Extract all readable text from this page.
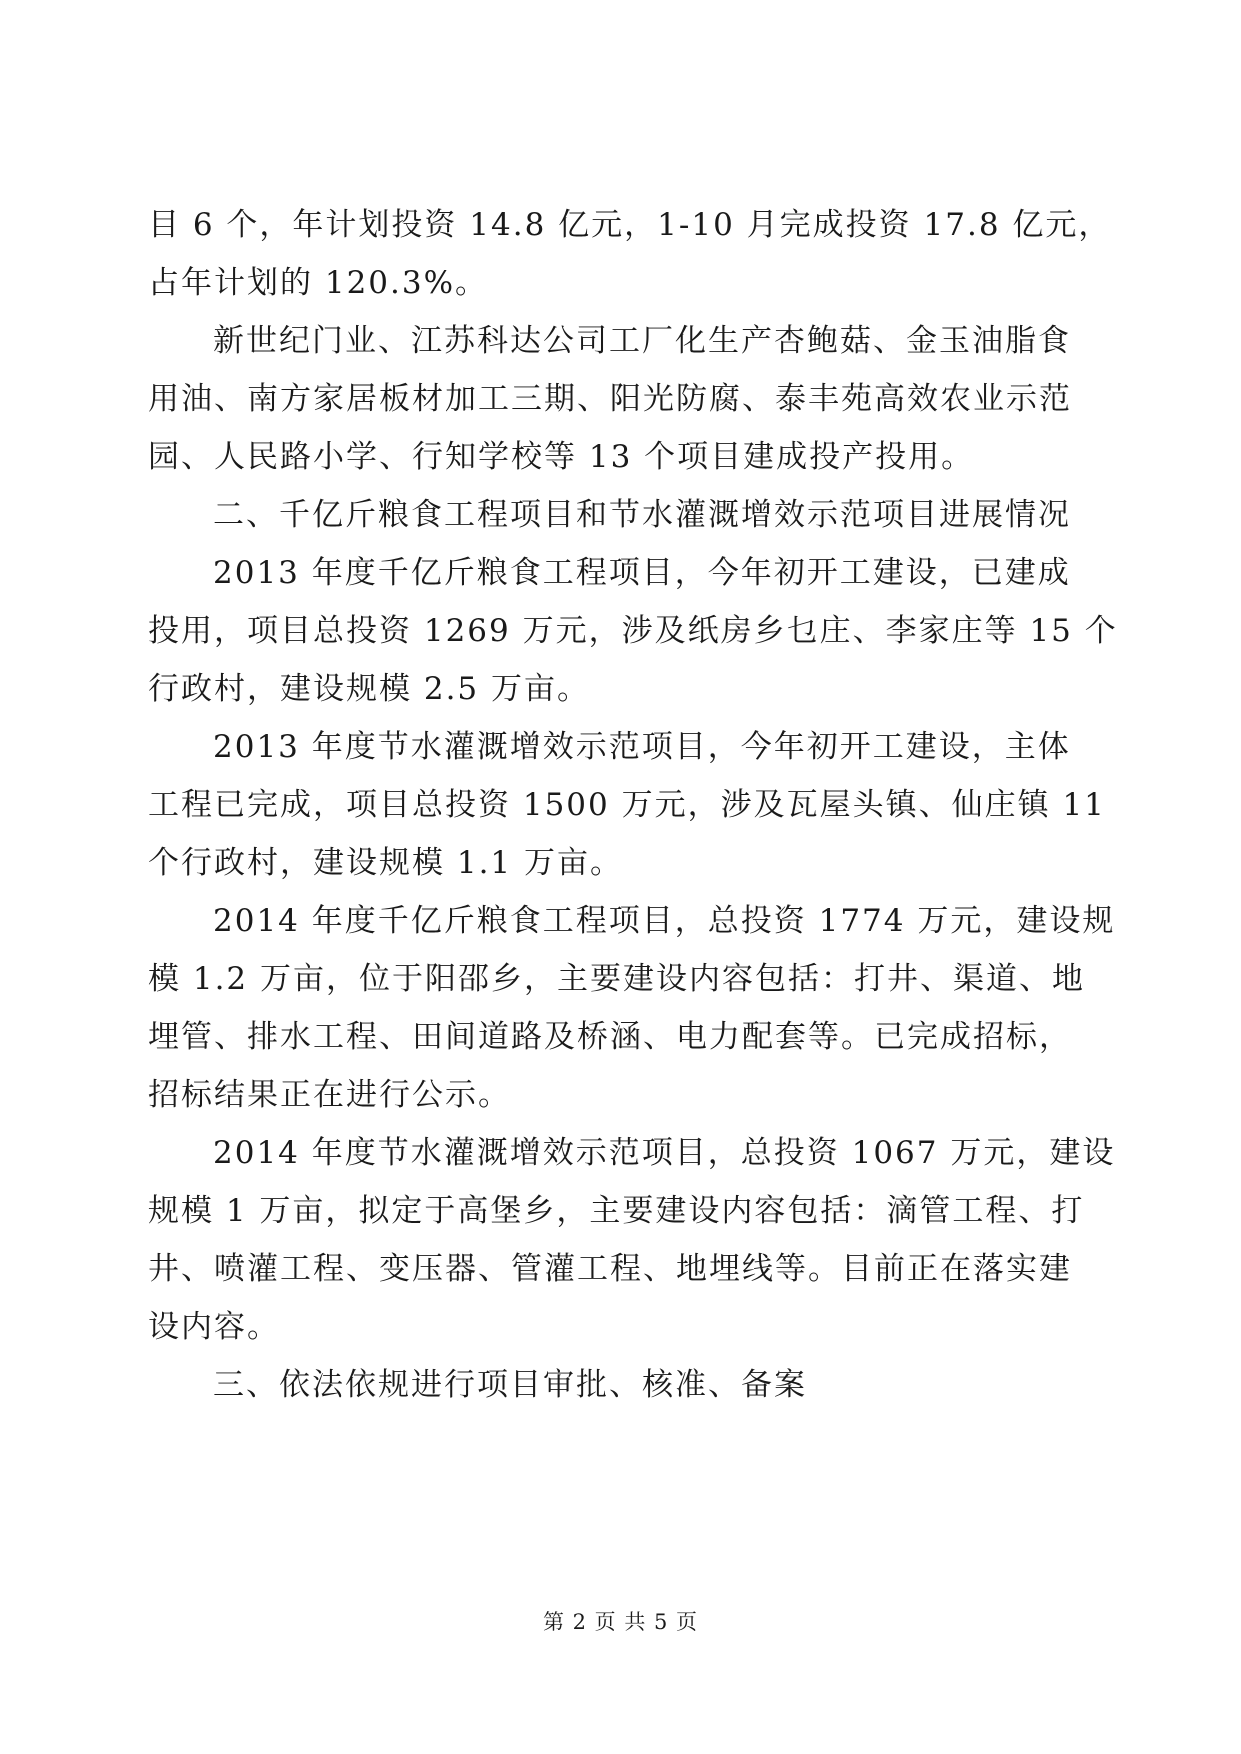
目 6 个，年计划投资 14.8 亿元，1-10 月完成投资 17.8 亿元，
占年计划的 120.3%。
新世纪门业、江苏科达公司工厂化生产杏鲍菇、金玉油脂食
用油、南方家居板材加工三期、阳光防腐、泰丰苑高效农业示范
园、人民路小学、行知学校等 13 个项目建成投产投用。
二、千亿斤粮食工程项目和节水灌溉增效示范项目进展情况
2013 年度千亿斤粮食工程项目，今年初开工建设，已建成
投用，项目总投资 1269 万元，涉及纸房乡乜庄、李家庄等 15 个
行政村，建设规模 2.5 万亩。
2013 年度节水灌溉增效示范项目，今年初开工建设，主体
工程已完成，项目总投资 1500 万元，涉及瓦屋头镇、仙庄镇 11
个行政村，建设规模 1.1 万亩。
2014 年度千亿斤粮食工程项目，总投资 1774 万元，建设规
模 1.2 万亩，位于阳邵乡，主要建设内容包括：打井、渠道、地
埋管、排水工程、田间道路及桥涵、电力配套等。已完成招标，
招标结果正在进行公示。
2014 年度节水灌溉增效示范项目，总投资 1067 万元，建设
规模 1 万亩，拟定于高堡乡，主要建设内容包括：滴管工程、打
井、喷灌工程、变压器、管灌工程、地埋线等。目前正在落实建
设内容。
三、依法依规进行项目审批、核准、备案
第 2 页 共 5 页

• [Given task]
The material above must be printed exactly, with its pictures left out.

• [Written response]
Extract all readable text from this page.
目 6 个，年计划投资 14.8 亿元，1-10 月完成投资 17.8 亿元，
占年计划的 120.3%。
新世纪门业、江苏科达公司工厂化生产杏鲍菇、金玉油脂食
用油、南方家居板材加工三期、阳光防腐、泰丰苑高效农业示范
园、人民路小学、行知学校等 13 个项目建成投产投用。
二、千亿斤粮食工程项目和节水灌溉增效示范项目进展情况
2013 年度千亿斤粮食工程项目，今年初开工建设，已建成
投用，项目总投资 1269 万元，涉及纸房乡乜庄、李家庄等 15 个
行政村，建设规模 2.5 万亩。
2013 年度节水灌溉增效示范项目，今年初开工建设，主体
工程已完成，项目总投资 1500 万元，涉及瓦屋头镇、仙庄镇 11
个行政村，建设规模 1.1 万亩。
2014 年度千亿斤粮食工程项目，总投资 1774 万元，建设规
模 1.2 万亩，位于阳邵乡，主要建设内容包括：打井、渠道、地
埋管、排水工程、田间道路及桥涵、电力配套等。已完成招标，
招标结果正在进行公示。
2014 年度节水灌溉增效示范项目，总投资 1067 万元，建设
规模 1 万亩，拟定于高堡乡，主要建设内容包括：滴管工程、打
井、喷灌工程、变压器、管灌工程、地埋线等。目前正在落实建
设内容。
三、依法依规进行项目审批、核准、备案
第 2 页 共 5 页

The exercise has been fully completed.